**THE TASK:**
Retype the whole listing verbatim and keep the pictures out of it.

**INFORMATION SHOWN:**
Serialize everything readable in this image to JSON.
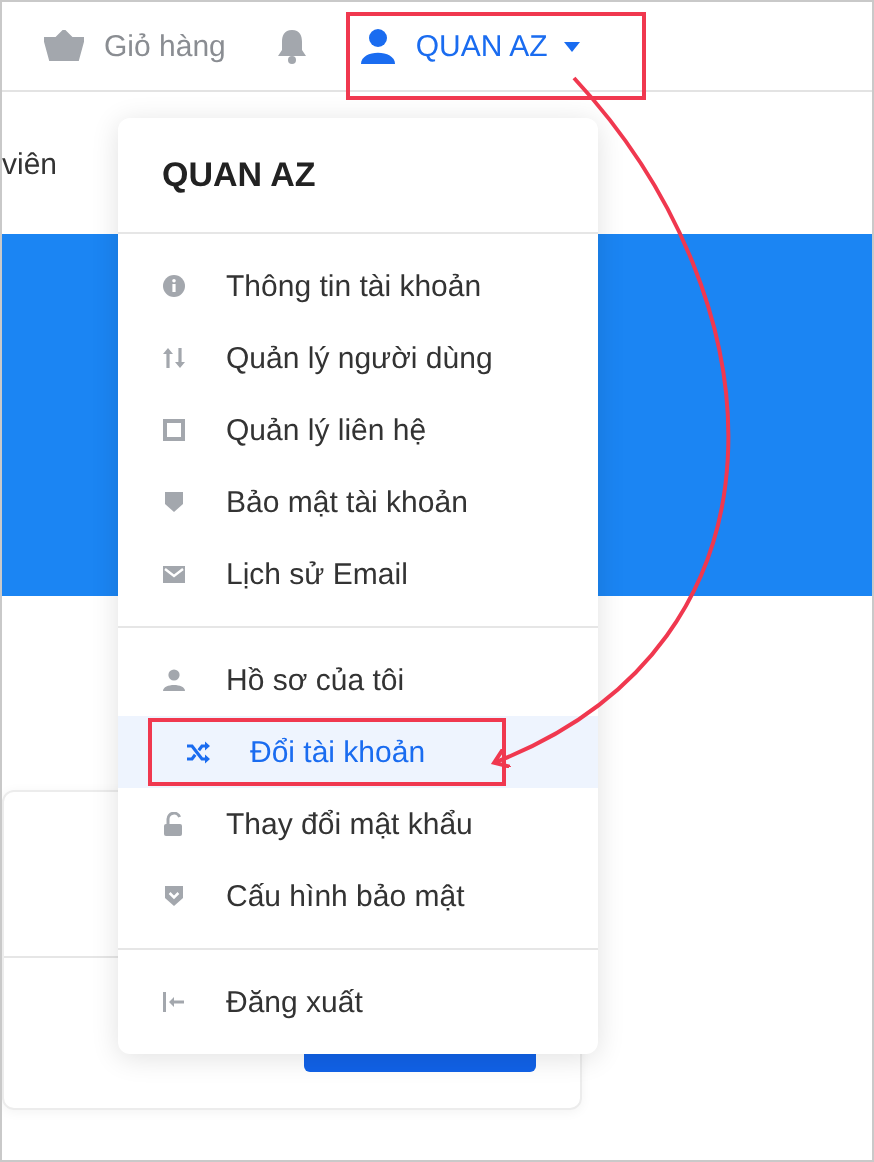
{
  "topbar": {
    "cart_label": "Giỏ hàng",
    "user_name": "QUAN AZ"
  },
  "page": {
    "partial_text": "viên"
  },
  "user_menu": {
    "title": "QUAN AZ",
    "groups": [
      [
        {
          "label": "Thông tin tài khoản",
          "kind": "info",
          "selected": false
        },
        {
          "label": "Quản lý người dùng",
          "kind": "sort",
          "selected": false
        },
        {
          "label": "Quản lý liên hệ",
          "kind": "square",
          "selected": false
        },
        {
          "label": "Bảo mật tài khoản",
          "kind": "shield",
          "selected": false
        },
        {
          "label": "Lịch sử Email",
          "kind": "mail",
          "selected": false
        }
      ],
      [
        {
          "label": "Hồ sơ của tôi",
          "kind": "person",
          "selected": false
        },
        {
          "label": "Đổi tài khoản",
          "kind": "shuffle",
          "selected": true
        },
        {
          "label": "Thay đổi mật khẩu",
          "kind": "unlock",
          "selected": false
        },
        {
          "label": "Cấu hình bảo mật",
          "kind": "shield-check",
          "selected": false
        }
      ],
      [
        {
          "label": "Đăng xuất",
          "kind": "logout",
          "selected": false
        }
      ]
    ]
  }
}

**RESULT:**
Serialize everything readable in this image to JSON.
{
  "topbar": {
    "cart_label": "Giỏ hàng",
    "user_name": "QUAN AZ"
  },
  "page": {
    "partial_text": "viên"
  },
  "user_menu": {
    "title": "QUAN AZ",
    "groups": [
      [
        {
          "label": "Thông tin tài khoản",
          "kind": "info",
          "selected": false
        },
        {
          "label": "Quản lý người dùng",
          "kind": "sort",
          "selected": false
        },
        {
          "label": "Quản lý liên hệ",
          "kind": "square",
          "selected": false
        },
        {
          "label": "Bảo mật tài khoản",
          "kind": "shield",
          "selected": false
        },
        {
          "label": "Lịch sử Email",
          "kind": "mail",
          "selected": false
        }
      ],
      [
        {
          "label": "Hồ sơ của tôi",
          "kind": "person",
          "selected": false
        },
        {
          "label": "Đổi tài khoản",
          "kind": "shuffle",
          "selected": true
        },
        {
          "label": "Thay đổi mật khẩu",
          "kind": "unlock",
          "selected": false
        },
        {
          "label": "Cấu hình bảo mật",
          "kind": "shield-check",
          "selected": false
        }
      ],
      [
        {
          "label": "Đăng xuất",
          "kind": "logout",
          "selected": false
        }
      ]
    ]
  }
}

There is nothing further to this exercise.